=== Directive ===
Copy every line of the data in which the word "name" occurs.

=== Dataset items ===

#####

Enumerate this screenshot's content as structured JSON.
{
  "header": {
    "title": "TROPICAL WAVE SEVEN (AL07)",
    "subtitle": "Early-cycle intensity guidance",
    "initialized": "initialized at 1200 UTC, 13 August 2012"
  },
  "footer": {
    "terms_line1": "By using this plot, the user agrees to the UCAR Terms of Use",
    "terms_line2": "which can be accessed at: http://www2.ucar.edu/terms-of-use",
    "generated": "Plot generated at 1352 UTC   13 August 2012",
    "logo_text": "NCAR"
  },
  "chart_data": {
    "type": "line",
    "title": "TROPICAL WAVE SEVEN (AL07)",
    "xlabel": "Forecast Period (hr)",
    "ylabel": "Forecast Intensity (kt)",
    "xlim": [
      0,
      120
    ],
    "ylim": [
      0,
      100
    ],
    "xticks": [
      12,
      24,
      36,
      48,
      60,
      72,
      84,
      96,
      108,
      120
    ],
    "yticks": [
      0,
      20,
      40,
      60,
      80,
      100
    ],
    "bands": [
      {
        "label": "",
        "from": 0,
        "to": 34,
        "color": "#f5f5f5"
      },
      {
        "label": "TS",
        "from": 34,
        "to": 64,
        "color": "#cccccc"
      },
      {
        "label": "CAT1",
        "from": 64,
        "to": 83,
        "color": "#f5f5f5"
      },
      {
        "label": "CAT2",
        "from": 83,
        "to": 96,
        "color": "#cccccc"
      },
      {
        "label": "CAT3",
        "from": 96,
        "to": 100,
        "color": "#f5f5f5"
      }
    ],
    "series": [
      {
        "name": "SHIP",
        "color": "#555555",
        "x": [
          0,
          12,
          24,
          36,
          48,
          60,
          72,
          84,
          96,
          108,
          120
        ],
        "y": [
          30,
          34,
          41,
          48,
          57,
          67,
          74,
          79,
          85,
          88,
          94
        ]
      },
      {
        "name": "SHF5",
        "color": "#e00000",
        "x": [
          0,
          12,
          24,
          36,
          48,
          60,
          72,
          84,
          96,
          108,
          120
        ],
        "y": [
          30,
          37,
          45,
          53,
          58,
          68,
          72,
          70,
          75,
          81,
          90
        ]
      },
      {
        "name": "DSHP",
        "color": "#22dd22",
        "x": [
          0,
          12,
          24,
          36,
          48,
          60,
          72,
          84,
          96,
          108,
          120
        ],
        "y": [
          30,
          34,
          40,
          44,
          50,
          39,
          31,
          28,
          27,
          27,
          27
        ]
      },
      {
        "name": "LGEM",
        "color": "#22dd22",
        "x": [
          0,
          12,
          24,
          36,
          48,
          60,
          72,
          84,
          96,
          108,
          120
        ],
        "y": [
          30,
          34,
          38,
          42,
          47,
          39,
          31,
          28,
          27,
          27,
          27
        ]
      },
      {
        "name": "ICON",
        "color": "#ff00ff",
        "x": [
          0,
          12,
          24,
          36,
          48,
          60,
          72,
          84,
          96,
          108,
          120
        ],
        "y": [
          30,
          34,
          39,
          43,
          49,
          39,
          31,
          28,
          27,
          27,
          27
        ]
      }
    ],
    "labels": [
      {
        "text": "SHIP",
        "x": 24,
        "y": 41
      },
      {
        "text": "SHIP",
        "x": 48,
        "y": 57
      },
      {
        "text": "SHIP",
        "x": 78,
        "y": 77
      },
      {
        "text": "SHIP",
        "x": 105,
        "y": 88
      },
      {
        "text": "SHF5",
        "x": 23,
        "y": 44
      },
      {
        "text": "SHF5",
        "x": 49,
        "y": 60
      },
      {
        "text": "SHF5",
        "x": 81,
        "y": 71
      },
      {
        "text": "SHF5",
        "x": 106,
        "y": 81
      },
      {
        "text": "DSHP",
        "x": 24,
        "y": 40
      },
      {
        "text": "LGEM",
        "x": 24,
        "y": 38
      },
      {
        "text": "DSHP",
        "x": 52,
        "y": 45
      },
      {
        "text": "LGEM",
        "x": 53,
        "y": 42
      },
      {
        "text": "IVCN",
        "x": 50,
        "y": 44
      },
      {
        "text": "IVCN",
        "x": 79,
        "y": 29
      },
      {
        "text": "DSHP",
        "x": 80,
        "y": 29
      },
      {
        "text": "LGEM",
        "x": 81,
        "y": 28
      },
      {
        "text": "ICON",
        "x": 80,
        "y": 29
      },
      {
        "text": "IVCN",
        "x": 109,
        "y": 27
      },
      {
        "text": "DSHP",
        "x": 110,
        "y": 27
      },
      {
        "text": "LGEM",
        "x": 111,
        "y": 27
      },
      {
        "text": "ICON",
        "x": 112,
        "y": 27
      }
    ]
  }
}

#####

=== Written solution ===
        "name": "SHIP",
        "name": "SHF5",
        "name": "DSHP",
        "name": "LGEM",
        "name": "ICON",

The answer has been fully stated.